_Extracts from a graphics dataset_
▬▬▬▬▬▬▬▬▬▬
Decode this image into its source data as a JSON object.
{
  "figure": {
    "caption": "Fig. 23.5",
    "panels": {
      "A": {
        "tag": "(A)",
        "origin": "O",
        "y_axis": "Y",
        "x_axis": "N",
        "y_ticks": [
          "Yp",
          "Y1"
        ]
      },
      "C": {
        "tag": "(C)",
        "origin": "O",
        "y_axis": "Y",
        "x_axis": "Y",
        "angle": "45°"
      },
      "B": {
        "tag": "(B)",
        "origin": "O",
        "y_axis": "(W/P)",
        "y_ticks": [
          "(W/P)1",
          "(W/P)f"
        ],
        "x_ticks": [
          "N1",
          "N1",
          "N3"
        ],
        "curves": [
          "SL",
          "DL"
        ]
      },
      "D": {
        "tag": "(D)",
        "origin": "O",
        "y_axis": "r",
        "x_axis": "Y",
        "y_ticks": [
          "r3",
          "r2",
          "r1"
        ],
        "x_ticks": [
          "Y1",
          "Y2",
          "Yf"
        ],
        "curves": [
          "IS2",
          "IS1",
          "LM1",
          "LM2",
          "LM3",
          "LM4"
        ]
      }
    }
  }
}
▬▬▬▬▬▬▬▬▬▬
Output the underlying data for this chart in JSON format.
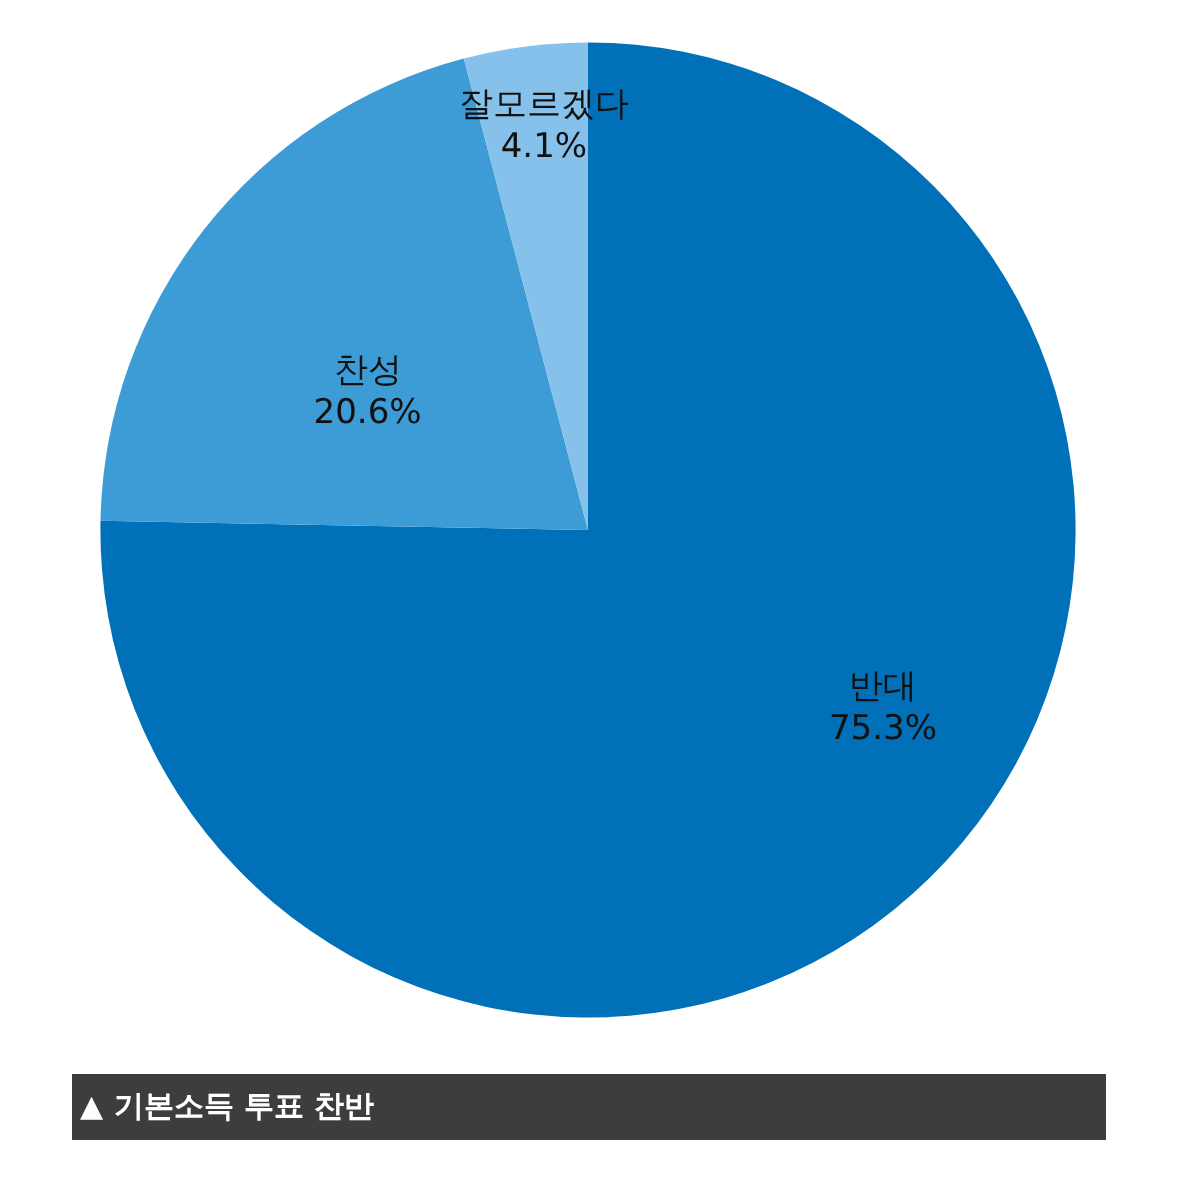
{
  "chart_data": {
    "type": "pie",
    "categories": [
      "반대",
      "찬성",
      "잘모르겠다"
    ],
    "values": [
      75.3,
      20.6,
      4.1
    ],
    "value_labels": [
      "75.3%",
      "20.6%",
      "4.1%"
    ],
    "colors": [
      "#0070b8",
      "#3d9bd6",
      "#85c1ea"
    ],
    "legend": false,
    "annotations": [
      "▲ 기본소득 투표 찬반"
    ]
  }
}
▬▬▬▬▬▬▬▬▬▬
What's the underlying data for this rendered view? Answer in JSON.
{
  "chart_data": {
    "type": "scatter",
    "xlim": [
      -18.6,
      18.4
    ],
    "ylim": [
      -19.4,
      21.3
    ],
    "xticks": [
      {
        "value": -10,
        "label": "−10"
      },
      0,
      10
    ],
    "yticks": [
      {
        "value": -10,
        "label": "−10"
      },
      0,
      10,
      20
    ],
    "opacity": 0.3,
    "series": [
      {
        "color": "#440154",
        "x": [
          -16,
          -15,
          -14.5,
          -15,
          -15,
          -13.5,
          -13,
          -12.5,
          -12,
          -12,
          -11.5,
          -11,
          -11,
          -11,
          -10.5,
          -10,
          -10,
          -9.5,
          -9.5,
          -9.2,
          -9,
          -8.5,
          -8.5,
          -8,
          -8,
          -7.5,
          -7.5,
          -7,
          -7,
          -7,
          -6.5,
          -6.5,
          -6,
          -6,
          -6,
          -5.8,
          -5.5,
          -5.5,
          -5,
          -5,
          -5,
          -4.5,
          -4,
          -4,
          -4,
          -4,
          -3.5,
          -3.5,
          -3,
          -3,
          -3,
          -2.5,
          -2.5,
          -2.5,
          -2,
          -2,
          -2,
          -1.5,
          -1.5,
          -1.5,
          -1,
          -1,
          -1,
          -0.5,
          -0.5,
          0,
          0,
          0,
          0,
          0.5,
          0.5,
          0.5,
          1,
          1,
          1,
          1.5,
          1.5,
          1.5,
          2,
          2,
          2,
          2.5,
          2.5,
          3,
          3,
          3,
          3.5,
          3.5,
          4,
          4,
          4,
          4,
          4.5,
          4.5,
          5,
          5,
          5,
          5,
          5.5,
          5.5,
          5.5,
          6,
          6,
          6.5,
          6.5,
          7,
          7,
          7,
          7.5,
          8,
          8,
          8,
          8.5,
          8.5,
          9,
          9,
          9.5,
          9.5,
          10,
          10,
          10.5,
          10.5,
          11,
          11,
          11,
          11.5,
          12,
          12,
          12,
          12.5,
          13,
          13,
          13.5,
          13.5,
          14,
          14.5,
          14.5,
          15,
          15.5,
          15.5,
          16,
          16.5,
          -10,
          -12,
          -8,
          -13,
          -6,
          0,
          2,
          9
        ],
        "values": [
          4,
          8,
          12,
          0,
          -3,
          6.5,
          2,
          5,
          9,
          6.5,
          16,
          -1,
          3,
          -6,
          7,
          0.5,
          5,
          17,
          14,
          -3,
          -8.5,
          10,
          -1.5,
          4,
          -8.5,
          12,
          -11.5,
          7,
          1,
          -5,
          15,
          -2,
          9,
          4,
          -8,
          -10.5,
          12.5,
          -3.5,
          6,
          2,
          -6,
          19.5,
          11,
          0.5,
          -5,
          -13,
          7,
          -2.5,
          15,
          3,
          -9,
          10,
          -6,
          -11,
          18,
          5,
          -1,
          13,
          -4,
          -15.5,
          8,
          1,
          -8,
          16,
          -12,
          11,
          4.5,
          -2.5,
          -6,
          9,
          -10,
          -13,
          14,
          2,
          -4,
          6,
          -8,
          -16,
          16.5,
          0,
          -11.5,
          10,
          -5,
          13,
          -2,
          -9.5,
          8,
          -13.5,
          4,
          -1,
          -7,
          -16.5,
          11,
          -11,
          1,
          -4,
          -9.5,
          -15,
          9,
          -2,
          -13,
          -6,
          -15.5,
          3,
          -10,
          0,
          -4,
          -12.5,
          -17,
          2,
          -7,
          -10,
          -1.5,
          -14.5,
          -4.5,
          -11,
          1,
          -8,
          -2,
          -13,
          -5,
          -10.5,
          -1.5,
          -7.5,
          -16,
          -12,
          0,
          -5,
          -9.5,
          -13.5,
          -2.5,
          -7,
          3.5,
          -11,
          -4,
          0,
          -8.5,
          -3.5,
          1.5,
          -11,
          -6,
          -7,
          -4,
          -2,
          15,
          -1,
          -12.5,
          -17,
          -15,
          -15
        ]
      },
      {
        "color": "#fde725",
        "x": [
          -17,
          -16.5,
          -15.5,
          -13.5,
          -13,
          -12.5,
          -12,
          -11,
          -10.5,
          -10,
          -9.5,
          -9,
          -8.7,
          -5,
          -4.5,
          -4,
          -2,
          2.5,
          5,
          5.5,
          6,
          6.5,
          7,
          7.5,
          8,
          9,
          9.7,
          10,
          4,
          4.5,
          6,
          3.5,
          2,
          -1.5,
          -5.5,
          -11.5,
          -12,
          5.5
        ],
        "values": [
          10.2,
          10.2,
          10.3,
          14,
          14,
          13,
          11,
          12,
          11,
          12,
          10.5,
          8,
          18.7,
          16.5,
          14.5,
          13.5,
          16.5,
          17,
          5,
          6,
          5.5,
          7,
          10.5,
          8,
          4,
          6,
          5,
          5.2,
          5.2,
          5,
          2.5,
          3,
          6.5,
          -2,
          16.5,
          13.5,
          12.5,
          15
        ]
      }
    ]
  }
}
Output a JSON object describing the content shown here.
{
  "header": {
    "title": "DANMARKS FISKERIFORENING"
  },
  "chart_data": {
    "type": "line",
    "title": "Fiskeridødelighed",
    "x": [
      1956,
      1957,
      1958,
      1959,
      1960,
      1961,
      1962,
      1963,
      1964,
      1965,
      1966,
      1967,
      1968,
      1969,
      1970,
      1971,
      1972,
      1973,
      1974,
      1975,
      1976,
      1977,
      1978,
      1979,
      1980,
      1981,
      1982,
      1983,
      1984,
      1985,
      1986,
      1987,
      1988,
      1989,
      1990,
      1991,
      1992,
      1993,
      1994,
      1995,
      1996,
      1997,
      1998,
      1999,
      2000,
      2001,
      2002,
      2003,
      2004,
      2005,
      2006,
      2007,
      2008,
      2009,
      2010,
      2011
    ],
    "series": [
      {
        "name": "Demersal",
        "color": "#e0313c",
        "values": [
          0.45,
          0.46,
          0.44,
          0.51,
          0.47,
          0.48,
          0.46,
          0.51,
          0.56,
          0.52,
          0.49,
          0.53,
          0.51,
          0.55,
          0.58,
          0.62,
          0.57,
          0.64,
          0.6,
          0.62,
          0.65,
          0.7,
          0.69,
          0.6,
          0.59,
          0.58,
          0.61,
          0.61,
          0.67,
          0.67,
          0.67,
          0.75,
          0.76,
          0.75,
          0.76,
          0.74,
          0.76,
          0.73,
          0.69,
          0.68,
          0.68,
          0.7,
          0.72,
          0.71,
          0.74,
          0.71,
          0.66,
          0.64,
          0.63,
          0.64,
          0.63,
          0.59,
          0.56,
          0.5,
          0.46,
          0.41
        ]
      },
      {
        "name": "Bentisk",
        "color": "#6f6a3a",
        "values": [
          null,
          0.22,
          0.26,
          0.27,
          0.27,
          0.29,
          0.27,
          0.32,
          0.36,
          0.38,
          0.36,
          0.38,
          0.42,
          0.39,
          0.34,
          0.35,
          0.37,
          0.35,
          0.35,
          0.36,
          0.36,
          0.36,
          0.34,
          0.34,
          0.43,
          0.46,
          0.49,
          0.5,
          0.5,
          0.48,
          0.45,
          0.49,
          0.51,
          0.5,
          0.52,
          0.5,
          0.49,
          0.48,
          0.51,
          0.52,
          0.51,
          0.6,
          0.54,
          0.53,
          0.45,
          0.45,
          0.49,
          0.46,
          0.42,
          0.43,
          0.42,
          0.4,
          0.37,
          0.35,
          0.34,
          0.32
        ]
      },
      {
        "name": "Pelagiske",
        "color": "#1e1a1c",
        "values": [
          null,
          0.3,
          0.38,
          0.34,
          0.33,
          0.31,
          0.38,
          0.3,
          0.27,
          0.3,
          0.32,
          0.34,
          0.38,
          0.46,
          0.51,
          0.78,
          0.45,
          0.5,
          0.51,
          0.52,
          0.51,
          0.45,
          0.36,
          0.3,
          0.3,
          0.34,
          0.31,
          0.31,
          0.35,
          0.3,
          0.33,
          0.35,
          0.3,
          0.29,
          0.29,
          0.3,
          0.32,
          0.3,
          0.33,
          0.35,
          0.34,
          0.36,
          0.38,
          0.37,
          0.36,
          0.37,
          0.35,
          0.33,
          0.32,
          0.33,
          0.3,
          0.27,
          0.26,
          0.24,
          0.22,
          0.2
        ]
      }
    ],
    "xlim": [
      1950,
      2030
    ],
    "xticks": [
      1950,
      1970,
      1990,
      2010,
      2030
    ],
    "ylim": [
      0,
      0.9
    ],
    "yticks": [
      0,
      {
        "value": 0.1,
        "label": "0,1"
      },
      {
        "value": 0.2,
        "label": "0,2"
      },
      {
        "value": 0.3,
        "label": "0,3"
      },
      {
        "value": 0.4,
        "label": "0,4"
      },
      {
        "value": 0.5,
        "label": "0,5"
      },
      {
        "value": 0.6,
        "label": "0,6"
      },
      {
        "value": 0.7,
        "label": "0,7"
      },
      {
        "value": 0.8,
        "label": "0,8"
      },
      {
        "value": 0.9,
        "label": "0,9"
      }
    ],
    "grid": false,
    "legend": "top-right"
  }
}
▬▬▬▬▬▬▬▬▬▬
_Exercise_
Look through the data above. Each line containing the word "Output" needs to be copied.

_Task solution_
Output the underlying data for this chart in JSON format.
Output a JSON object describing the content shown here.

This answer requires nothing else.